## WHAT IS ASKED
Could you write out every entry exactly as it stands?

## SUPPLIED DATA
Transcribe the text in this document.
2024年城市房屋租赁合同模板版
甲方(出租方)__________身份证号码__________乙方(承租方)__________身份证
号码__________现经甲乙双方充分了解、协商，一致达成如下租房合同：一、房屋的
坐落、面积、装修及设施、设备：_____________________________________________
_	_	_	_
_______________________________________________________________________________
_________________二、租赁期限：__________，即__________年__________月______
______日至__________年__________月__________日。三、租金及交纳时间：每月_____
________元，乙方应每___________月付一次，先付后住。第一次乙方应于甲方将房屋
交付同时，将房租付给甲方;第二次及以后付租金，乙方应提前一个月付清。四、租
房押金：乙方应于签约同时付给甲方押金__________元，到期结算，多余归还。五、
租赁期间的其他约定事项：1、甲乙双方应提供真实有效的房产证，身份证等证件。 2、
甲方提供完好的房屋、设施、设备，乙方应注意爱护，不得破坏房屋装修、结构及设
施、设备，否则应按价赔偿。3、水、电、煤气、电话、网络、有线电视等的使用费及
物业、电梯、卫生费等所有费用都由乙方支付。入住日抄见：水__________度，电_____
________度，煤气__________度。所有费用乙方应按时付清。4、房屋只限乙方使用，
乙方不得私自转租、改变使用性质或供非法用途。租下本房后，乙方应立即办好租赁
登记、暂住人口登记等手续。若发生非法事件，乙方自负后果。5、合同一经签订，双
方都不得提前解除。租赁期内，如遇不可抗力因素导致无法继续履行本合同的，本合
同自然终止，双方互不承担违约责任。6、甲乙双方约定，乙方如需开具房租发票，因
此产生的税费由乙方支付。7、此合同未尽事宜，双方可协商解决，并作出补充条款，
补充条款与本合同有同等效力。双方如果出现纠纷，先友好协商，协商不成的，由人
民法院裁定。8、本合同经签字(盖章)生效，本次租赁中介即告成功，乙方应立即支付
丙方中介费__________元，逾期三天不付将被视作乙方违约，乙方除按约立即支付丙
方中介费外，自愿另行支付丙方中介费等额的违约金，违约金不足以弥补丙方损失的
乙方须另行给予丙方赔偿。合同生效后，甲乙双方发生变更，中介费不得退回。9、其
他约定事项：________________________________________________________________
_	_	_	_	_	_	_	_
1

## THE RESULT
Transcribe the text in this document.
2024年城市房屋租赁合同模板版
甲方(出租方)__________身份证号码__________乙方(承租方)__________身份证
号码__________现经甲乙双方充分了解、协商，一致达成如下租房合同：一、房屋的
坐落、面积、装修及设施、设备：_____________________________________________
_	_	_	_
_______________________________________________________________________________
_________________二、租赁期限：__________，即__________年__________月______
______日至__________年__________月__________日。三、租金及交纳时间：每月_____
________元，乙方应每___________月付一次，先付后住。第一次乙方应于甲方将房屋
交付同时，将房租付给甲方;第二次及以后付租金，乙方应提前一个月付清。四、租
房押金：乙方应于签约同时付给甲方押金__________元，到期结算，多余归还。五、
租赁期间的其他约定事项：1、甲乙双方应提供真实有效的房产证，身份证等证件。 2、
甲方提供完好的房屋、设施、设备，乙方应注意爱护，不得破坏房屋装修、结构及设
施、设备，否则应按价赔偿。3、水、电、煤气、电话、网络、有线电视等的使用费及
物业、电梯、卫生费等所有费用都由乙方支付。入住日抄见：水__________度，电_____
________度，煤气__________度。所有费用乙方应按时付清。4、房屋只限乙方使用，
乙方不得私自转租、改变使用性质或供非法用途。租下本房后，乙方应立即办好租赁
登记、暂住人口登记等手续。若发生非法事件，乙方自负后果。5、合同一经签订，双
方都不得提前解除。租赁期内，如遇不可抗力因素导致无法继续履行本合同的，本合
同自然终止，双方互不承担违约责任。6、甲乙双方约定，乙方如需开具房租发票，因
此产生的税费由乙方支付。7、此合同未尽事宜，双方可协商解决，并作出补充条款，
补充条款与本合同有同等效力。双方如果出现纠纷，先友好协商，协商不成的，由人
民法院裁定。8、本合同经签字(盖章)生效，本次租赁中介即告成功，乙方应立即支付
丙方中介费__________元，逾期三天不付将被视作乙方违约，乙方除按约立即支付丙
方中介费外，自愿另行支付丙方中介费等额的违约金，违约金不足以弥补丙方损失的
乙方须另行给予丙方赔偿。合同生效后，甲乙双方发生变更，中介费不得退回。9、其
他约定事项：________________________________________________________________
_	_	_	_	_	_	_	_
1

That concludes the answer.